==== RECORDS FOR PROCESSING

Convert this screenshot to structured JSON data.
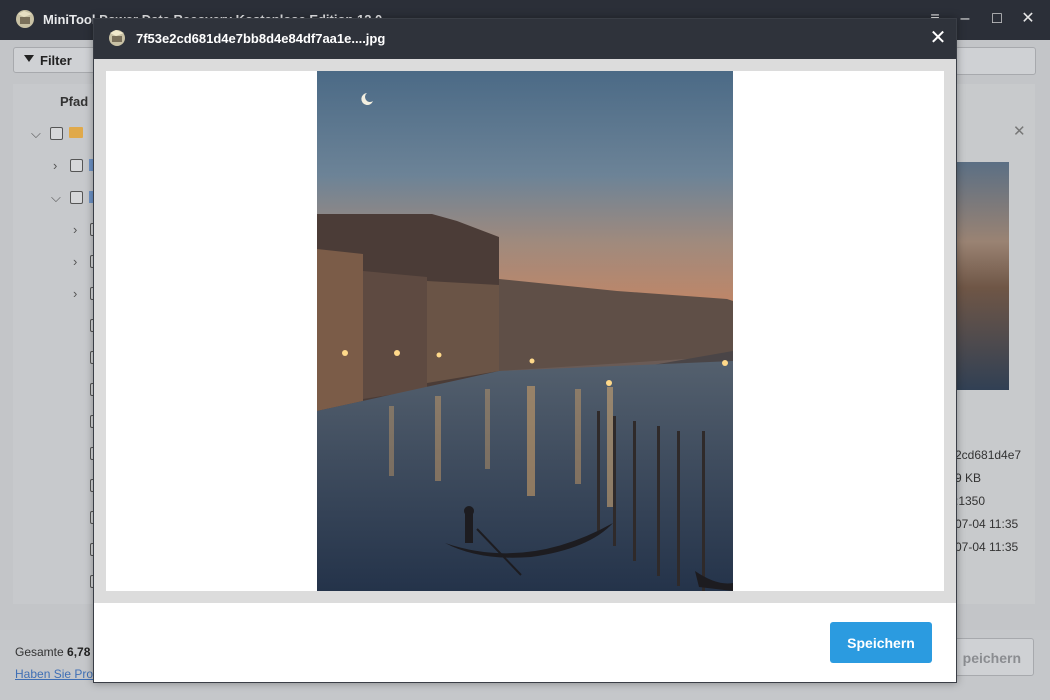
{
  "app": {
    "title": "MiniTool Power Data Recovery Kostenlose Edition 12.0",
    "filter_label": "Filter",
    "tree": {
      "path_header": "Pfad"
    },
    "details": {
      "filename_fragment": "2cd681d4e7",
      "size_fragment": "9 KB",
      "dimension_fragment": ":1350",
      "created_fragment": "07-04 11:35",
      "modified_fragment": "07-04 11:35"
    },
    "status": {
      "total_label": "Gesamte",
      "total_value": "6,78",
      "help_link": "Haben Sie Pro"
    },
    "save_label_bg": "peichern"
  },
  "modal": {
    "title": "7f53e2cd681d4e7bb8d4e84df7aa1e....jpg",
    "close_glyph": "✕",
    "save_label": "Speichern"
  },
  "colors": {
    "accent": "#2b9be0",
    "header_dark": "#2f333b",
    "folder": "#e0a94a"
  }
}
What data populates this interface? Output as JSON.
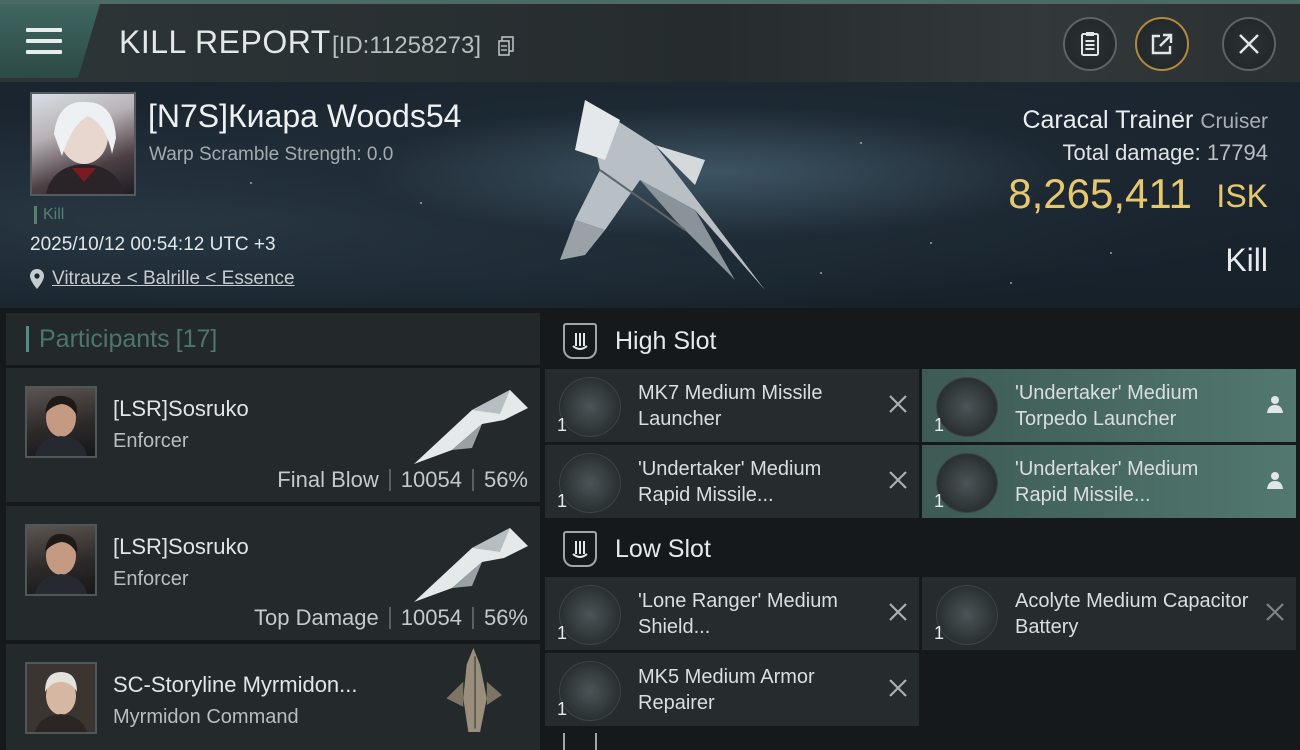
{
  "header": {
    "title": "KILL REPORT",
    "report_id": "[ID:11258273]",
    "icons": [
      "menu-icon",
      "copy-icon",
      "clipboard-icon",
      "share-icon",
      "close-icon"
    ]
  },
  "victim": {
    "name": "[N7S]Киара Woods54",
    "warp_scramble": "Warp Scramble Strength: 0.0",
    "tag": "Kill",
    "datetime": "2025/10/12 00:54:12 UTC +3",
    "location": "Vitrauze < Balrille < Essence",
    "ship_name": "Caracal Trainer",
    "ship_class": "Cruiser",
    "total_damage_label": "Total damage:",
    "total_damage_value": "17794",
    "isk_value": "8,265,411",
    "isk_unit": "ISK",
    "result": "Kill"
  },
  "participants": {
    "label": "Participants",
    "count": "[17]",
    "items": [
      {
        "name": "[LSR]Sosruko",
        "ship": "Enforcer",
        "stat_label": "Final Blow",
        "damage": "10054",
        "percent": "56%"
      },
      {
        "name": "[LSR]Sosruko",
        "ship": "Enforcer",
        "stat_label": "Top Damage",
        "damage": "10054",
        "percent": "56%"
      },
      {
        "name": "SC-Storyline Myrmidon...",
        "ship": "Myrmidon Command"
      }
    ]
  },
  "fitting": {
    "high_slot": {
      "label": "High Slot",
      "modules": [
        {
          "qty": "1",
          "name": "MK7 Medium Missile Launcher",
          "status": "destroyed"
        },
        {
          "qty": "1",
          "name": "'Undertaker' Medium Torpedo Launcher",
          "status": "dropped"
        },
        {
          "qty": "1",
          "name": "'Undertaker' Medium Rapid Missile...",
          "status": "destroyed"
        },
        {
          "qty": "1",
          "name": "'Undertaker' Medium Rapid Missile...",
          "status": "dropped"
        }
      ]
    },
    "low_slot": {
      "label": "Low Slot",
      "modules": [
        {
          "qty": "1",
          "name": "'Lone Ranger' Medium Shield...",
          "status": "destroyed"
        },
        {
          "qty": "1",
          "name": "Acolyte Medium Capacitor Battery",
          "status": "destroyed"
        },
        {
          "qty": "1",
          "name": "MK5 Medium Armor Repairer",
          "status": "destroyed"
        }
      ]
    }
  },
  "colors": {
    "accent_teal": "#4f8f85",
    "isk_gold": "#e6c86e",
    "dropped_highlight": "#52786f"
  }
}
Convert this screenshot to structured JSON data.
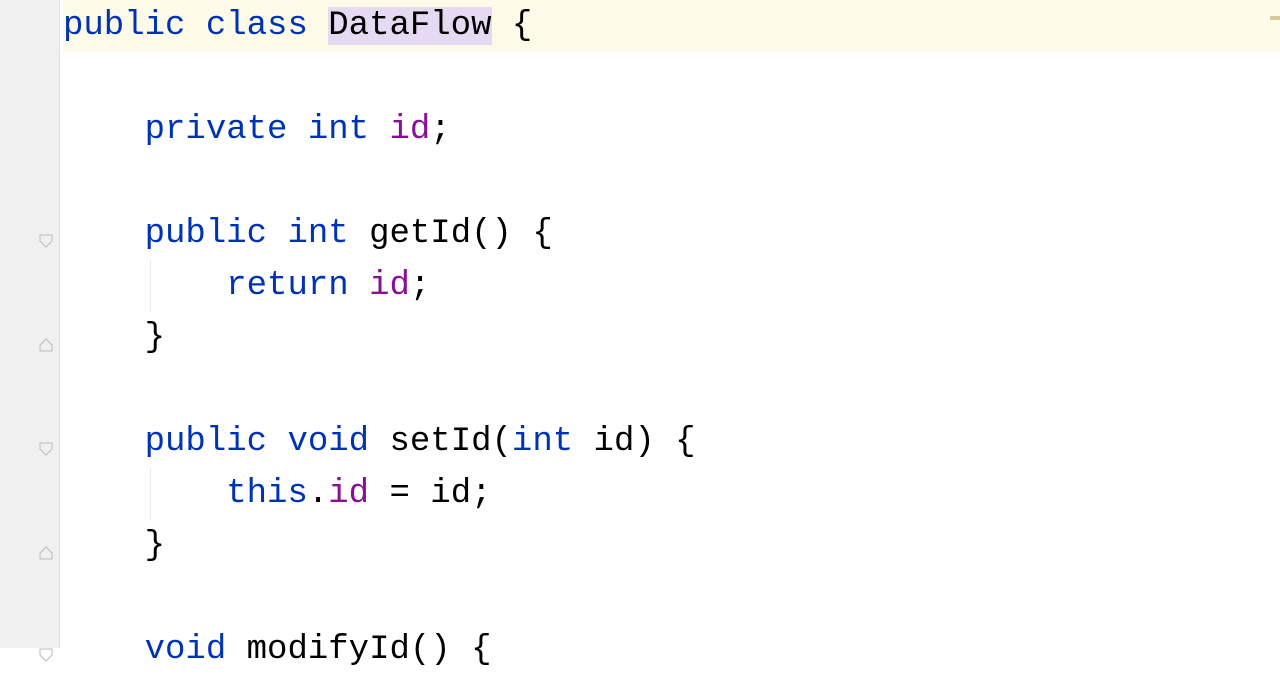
{
  "code": {
    "line1": {
      "kw_public": "public",
      "kw_class": "class",
      "classname": "DataFlow",
      "brace": " {"
    },
    "line2": "",
    "line3": {
      "kw_private": "private",
      "type": "int",
      "field": "id",
      "semi": ";"
    },
    "line4": "",
    "line5": {
      "kw_public": "public",
      "type": "int",
      "method": "getId",
      "parens": "()",
      "brace": " {"
    },
    "line6": {
      "kw_return": "return",
      "field": "id",
      "semi": ";"
    },
    "line7": {
      "brace": "}"
    },
    "line8": "",
    "line9": "",
    "line10": {
      "kw_public": "public",
      "kw_void": "void",
      "method": "setId",
      "lparen": "(",
      "type": "int",
      "param": "id",
      "rparen": ")",
      "brace": " {"
    },
    "line11": {
      "kw_this": "this",
      "dot": ".",
      "field": "id",
      "eq": " = ",
      "param": "id",
      "semi": ";"
    },
    "line12": {
      "brace": "}"
    },
    "line13": "",
    "line14": {
      "kw_void": "void",
      "method": "modifyId",
      "parens": "()",
      "brace": " {"
    }
  }
}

========

WHAT IS REQUIRED
Retype each record exactly as it stands, but do not include the pictures.

THE REPLY
Convert this screenshot to structured JSON data.
{
  "app": {
    "title": "MiniTool Power Data Recovery Kostenlose Edition 12.0",
    "filter_label": "Filter",
    "tree": {
      "path_header": "Pfad"
    },
    "details": {
      "filename_fragment": "2cd681d4e7",
      "size_fragment": "9 KB",
      "dimension_fragment": ":1350",
      "created_fragment": "07-04 11:35",
      "modified_fragment": "07-04 11:35"
    },
    "status": {
      "total_label": "Gesamte",
      "total_value": "6,78",
      "help_link": "Haben Sie Pro"
    },
    "save_label_bg": "peichern"
  },
  "modal": {
    "title": "7f53e2cd681d4e7bb8d4e84df7aa1e....jpg",
    "close_glyph": "✕",
    "save_label": "Speichern"
  },
  "colors": {
    "accent": "#2b9be0",
    "header_dark": "#2f333b",
    "folder": "#e0a94a"
  }
}
What data populates this interface? Output as JSON.
{
  "header": {
    "title": "KILL REPORT",
    "report_id": "[ID:11258273]",
    "icons": [
      "menu-icon",
      "copy-icon",
      "clipboard-icon",
      "share-icon",
      "close-icon"
    ]
  },
  "victim": {
    "name": "[N7S]Киара Woods54",
    "warp_scramble": "Warp Scramble Strength: 0.0",
    "tag": "Kill",
    "datetime": "2025/10/12 00:54:12 UTC +3",
    "location": "Vitrauze < Balrille < Essence",
    "ship_name": "Caracal Trainer",
    "ship_class": "Cruiser",
    "total_damage_label": "Total damage:",
    "total_damage_value": "17794",
    "isk_value": "8,265,411",
    "isk_unit": "ISK",
    "result": "Kill"
  },
  "participants": {
    "label": "Participants",
    "count": "[17]",
    "items": [
      {
        "name": "[LSR]Sosruko",
        "ship": "Enforcer",
        "stat_label": "Final Blow",
        "damage": "10054",
        "percent": "56%"
      },
      {
        "name": "[LSR]Sosruko",
        "ship": "Enforcer",
        "stat_label": "Top Damage",
        "damage": "10054",
        "percent": "56%"
      },
      {
        "name": "SC-Storyline Myrmidon...",
        "ship": "Myrmidon Command"
      }
    ]
  },
  "fitting": {
    "high_slot": {
      "label": "High Slot",
      "modules": [
        {
          "qty": "1",
          "name": "MK7 Medium Missile Launcher",
          "status": "destroyed"
        },
        {
          "qty": "1",
          "name": "'Undertaker' Medium Torpedo Launcher",
          "status": "dropped"
        },
        {
          "qty": "1",
          "name": "'Undertaker' Medium Rapid Missile...",
          "status": "destroyed"
        },
        {
          "qty": "1",
          "name": "'Undertaker' Medium Rapid Missile...",
          "status": "dropped"
        }
      ]
    },
    "low_slot": {
      "label": "Low Slot",
      "modules": [
        {
          "qty": "1",
          "name": "'Lone Ranger' Medium Shield...",
          "status": "destroyed"
        },
        {
          "qty": "1",
          "name": "Acolyte Medium Capacitor Battery",
          "status": "destroyed"
        },
        {
          "qty": "1",
          "name": "MK5 Medium Armor Repairer",
          "status": "destroyed"
        }
      ]
    }
  },
  "colors": {
    "accent_teal": "#4f8f85",
    "isk_gold": "#e6c86e",
    "dropped_highlight": "#52786f"
  }
}
Convert this screenshot to structured JSON data.
{
  "code": {
    "line1": {
      "kw_public": "public",
      "kw_class": "class",
      "classname": "DataFlow",
      "brace": " {"
    },
    "line2": "",
    "line3": {
      "kw_private": "private",
      "type": "int",
      "field": "id",
      "semi": ";"
    },
    "line4": "",
    "line5": {
      "kw_public": "public",
      "type": "int",
      "method": "getId",
      "parens": "()",
      "brace": " {"
    },
    "line6": {
      "kw_return": "return",
      "field": "id",
      "semi": ";"
    },
    "line7": {
      "brace": "}"
    },
    "line8": "",
    "line9": "",
    "line10": {
      "kw_public": "public",
      "kw_void": "void",
      "method": "setId",
      "lparen": "(",
      "type": "int",
      "param": "id",
      "rparen": ")",
      "brace": " {"
    },
    "line11": {
      "kw_this": "this",
      "dot": ".",
      "field": "id",
      "eq": " = ",
      "param": "id",
      "semi": ";"
    },
    "line12": {
      "brace": "}"
    },
    "line13": "",
    "line14": {
      "kw_void": "void",
      "method": "modifyId",
      "parens": "()",
      "brace": " {"
    }
  }
}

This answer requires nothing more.